*Stated problem*
Find how many lines contain "ylabel" and state only that number.

* begin Source data *

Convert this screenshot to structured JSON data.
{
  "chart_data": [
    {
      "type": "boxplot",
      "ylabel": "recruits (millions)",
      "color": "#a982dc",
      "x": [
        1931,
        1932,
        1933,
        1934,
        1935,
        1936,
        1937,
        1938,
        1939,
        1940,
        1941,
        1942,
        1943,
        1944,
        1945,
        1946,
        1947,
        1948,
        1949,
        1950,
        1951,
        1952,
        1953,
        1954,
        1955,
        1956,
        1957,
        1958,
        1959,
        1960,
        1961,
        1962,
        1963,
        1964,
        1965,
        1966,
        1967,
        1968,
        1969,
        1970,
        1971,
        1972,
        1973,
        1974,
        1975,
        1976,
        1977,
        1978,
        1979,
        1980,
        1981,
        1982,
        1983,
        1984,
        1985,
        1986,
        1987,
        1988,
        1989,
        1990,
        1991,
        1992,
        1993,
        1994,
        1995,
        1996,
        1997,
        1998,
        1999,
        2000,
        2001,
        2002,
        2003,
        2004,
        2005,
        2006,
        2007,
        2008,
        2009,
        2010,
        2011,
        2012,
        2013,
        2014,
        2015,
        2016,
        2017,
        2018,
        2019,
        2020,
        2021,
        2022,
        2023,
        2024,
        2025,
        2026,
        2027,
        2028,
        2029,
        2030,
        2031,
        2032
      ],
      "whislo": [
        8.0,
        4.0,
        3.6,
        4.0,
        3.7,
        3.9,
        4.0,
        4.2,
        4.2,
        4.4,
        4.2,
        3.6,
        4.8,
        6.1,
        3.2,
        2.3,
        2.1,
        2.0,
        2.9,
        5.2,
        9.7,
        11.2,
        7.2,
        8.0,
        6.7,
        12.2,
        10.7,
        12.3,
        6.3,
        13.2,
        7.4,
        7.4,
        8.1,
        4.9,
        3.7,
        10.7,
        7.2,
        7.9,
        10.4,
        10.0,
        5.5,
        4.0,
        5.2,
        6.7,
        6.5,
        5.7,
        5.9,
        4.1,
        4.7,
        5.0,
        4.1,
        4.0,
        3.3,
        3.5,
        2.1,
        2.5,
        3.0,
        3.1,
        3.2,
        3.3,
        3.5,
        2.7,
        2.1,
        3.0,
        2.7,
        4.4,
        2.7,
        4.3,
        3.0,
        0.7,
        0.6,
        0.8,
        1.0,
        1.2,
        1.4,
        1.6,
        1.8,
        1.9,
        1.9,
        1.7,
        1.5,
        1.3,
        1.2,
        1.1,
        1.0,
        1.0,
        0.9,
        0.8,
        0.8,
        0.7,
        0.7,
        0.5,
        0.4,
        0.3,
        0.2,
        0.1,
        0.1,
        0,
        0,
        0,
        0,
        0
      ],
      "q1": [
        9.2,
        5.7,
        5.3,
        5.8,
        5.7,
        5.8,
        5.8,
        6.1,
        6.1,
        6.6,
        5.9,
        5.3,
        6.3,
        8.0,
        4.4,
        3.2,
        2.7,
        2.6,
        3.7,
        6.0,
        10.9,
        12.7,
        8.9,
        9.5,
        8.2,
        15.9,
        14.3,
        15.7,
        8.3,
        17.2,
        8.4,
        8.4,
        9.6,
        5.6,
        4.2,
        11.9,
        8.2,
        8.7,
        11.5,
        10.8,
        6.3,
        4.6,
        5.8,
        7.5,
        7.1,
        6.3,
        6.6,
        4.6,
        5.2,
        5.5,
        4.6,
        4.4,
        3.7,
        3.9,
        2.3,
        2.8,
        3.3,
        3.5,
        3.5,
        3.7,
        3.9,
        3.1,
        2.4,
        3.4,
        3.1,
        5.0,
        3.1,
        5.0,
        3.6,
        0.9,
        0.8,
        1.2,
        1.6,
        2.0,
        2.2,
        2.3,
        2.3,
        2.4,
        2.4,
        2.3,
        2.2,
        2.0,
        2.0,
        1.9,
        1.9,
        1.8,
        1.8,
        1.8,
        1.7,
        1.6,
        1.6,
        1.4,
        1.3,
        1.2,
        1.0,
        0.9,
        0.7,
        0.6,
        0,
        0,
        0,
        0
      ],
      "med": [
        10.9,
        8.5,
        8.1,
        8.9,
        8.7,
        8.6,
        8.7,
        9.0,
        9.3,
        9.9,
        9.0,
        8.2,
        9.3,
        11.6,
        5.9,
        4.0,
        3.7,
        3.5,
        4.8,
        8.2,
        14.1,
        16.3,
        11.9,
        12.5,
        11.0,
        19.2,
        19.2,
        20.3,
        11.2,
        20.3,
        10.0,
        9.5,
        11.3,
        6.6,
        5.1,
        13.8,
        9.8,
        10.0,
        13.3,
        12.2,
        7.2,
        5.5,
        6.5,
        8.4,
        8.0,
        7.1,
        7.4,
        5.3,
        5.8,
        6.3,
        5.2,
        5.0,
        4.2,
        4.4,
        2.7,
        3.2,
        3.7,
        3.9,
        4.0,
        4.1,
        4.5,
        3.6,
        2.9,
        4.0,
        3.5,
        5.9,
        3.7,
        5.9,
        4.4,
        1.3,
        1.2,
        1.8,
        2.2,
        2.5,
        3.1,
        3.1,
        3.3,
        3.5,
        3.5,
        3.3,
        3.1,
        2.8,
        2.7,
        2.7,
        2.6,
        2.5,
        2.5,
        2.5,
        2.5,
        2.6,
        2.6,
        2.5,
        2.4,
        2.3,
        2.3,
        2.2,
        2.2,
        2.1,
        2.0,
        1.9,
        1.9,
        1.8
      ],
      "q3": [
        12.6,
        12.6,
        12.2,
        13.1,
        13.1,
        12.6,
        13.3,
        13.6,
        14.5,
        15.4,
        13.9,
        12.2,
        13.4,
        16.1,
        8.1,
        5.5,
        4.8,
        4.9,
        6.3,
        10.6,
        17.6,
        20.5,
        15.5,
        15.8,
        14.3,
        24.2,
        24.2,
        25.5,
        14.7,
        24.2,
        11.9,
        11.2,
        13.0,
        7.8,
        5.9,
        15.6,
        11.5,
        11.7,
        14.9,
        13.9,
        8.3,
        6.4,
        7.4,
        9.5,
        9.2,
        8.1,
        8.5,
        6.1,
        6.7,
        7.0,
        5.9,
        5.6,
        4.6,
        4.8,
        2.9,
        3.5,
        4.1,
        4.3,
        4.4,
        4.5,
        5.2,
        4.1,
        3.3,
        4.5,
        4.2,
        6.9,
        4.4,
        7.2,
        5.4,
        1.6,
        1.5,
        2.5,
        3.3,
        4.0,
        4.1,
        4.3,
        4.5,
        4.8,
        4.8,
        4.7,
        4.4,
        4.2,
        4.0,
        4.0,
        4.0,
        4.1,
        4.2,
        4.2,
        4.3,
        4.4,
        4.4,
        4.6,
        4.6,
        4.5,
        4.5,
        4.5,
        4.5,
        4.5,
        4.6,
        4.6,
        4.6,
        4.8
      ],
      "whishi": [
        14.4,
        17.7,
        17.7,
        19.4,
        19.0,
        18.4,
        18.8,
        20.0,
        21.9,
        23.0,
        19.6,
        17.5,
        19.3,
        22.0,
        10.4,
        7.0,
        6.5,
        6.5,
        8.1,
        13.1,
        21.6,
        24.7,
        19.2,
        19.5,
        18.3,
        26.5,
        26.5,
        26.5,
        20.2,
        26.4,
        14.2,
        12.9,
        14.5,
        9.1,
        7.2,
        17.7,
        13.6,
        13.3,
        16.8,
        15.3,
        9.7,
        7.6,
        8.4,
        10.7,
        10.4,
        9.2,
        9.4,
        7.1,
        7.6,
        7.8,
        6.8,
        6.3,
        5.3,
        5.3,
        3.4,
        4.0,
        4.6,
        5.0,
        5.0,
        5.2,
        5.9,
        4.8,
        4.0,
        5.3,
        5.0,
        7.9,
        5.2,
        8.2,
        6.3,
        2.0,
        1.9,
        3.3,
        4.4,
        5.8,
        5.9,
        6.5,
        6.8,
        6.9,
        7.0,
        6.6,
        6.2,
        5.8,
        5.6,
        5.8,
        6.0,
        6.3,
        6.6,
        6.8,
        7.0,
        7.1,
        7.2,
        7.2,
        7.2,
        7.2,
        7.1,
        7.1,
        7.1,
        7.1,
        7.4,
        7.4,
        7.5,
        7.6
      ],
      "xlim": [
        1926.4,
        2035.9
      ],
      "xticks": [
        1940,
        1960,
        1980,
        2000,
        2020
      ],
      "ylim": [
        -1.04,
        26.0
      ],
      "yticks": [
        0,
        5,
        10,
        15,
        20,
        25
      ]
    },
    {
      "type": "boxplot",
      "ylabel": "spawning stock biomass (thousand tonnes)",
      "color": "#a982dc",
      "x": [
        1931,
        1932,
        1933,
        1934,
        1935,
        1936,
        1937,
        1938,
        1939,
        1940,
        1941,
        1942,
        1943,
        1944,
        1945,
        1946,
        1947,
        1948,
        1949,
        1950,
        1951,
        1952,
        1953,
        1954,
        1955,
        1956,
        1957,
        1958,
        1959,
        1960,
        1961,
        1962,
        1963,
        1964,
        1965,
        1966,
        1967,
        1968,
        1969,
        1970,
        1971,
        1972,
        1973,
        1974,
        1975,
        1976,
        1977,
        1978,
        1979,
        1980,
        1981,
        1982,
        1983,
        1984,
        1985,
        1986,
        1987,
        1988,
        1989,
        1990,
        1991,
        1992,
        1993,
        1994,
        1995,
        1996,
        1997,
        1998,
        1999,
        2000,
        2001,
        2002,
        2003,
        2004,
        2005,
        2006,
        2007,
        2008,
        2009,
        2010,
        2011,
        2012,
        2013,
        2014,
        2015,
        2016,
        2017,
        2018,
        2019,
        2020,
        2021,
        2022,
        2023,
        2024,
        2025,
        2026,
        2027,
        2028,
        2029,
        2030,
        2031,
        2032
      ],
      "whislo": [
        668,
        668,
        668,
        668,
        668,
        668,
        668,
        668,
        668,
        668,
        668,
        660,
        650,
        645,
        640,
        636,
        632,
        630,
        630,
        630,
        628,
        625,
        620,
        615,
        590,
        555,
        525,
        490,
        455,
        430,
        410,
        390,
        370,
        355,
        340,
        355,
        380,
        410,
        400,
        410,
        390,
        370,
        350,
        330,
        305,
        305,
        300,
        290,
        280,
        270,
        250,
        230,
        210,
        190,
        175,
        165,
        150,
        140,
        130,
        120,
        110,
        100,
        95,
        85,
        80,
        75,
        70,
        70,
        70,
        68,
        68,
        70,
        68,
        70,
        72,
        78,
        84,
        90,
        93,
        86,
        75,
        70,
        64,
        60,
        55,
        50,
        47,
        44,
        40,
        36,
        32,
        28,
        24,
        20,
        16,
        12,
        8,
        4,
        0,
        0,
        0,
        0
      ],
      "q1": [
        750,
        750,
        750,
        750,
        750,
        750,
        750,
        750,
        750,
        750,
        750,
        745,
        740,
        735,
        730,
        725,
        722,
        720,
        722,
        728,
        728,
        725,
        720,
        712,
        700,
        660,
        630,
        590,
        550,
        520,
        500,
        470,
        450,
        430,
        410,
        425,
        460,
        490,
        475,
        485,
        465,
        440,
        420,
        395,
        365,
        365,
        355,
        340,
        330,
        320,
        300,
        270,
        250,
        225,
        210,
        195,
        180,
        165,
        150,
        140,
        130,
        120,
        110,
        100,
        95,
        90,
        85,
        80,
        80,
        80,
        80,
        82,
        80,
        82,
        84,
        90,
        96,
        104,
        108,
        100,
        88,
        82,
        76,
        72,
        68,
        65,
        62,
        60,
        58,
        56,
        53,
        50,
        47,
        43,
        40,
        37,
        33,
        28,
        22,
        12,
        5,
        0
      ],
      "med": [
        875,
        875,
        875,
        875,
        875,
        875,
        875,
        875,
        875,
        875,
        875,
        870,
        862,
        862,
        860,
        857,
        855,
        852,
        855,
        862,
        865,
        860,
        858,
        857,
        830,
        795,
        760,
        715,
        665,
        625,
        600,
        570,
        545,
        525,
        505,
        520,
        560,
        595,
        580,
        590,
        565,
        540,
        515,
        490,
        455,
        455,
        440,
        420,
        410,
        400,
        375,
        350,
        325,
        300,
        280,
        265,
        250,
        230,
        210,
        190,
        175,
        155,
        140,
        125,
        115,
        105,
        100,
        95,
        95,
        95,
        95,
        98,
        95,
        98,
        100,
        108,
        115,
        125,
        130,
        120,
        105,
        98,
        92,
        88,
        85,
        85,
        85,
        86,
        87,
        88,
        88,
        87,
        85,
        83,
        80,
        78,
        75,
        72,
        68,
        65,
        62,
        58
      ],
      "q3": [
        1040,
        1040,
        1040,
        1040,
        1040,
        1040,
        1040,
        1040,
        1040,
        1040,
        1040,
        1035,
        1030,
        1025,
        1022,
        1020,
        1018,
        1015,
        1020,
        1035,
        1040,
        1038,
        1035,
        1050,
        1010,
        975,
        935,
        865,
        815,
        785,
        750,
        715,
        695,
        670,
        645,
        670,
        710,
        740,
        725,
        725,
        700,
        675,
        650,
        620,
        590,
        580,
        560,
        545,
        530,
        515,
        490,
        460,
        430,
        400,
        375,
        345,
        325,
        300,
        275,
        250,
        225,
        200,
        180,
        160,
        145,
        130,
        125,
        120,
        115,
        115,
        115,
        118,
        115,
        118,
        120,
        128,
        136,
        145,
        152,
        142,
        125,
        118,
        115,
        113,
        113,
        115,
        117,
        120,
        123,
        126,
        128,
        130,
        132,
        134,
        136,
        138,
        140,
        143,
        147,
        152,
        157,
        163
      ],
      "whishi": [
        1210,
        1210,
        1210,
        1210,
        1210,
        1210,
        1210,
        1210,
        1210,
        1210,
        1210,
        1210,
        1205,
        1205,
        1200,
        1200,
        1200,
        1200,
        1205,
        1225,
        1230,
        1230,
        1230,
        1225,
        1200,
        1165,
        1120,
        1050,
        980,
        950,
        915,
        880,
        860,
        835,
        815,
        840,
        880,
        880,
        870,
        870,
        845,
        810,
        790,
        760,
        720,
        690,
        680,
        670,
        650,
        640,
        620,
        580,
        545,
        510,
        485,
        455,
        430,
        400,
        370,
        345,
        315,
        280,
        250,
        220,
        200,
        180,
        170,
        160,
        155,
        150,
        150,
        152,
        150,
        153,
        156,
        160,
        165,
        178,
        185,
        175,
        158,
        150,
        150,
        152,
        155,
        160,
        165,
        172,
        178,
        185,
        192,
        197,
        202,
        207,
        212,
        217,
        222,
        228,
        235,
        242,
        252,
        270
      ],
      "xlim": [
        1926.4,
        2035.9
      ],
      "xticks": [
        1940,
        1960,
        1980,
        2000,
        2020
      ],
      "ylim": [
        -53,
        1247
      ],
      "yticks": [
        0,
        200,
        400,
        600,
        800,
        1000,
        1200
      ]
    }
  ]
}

* end Source data *

*Result of the exercise*
2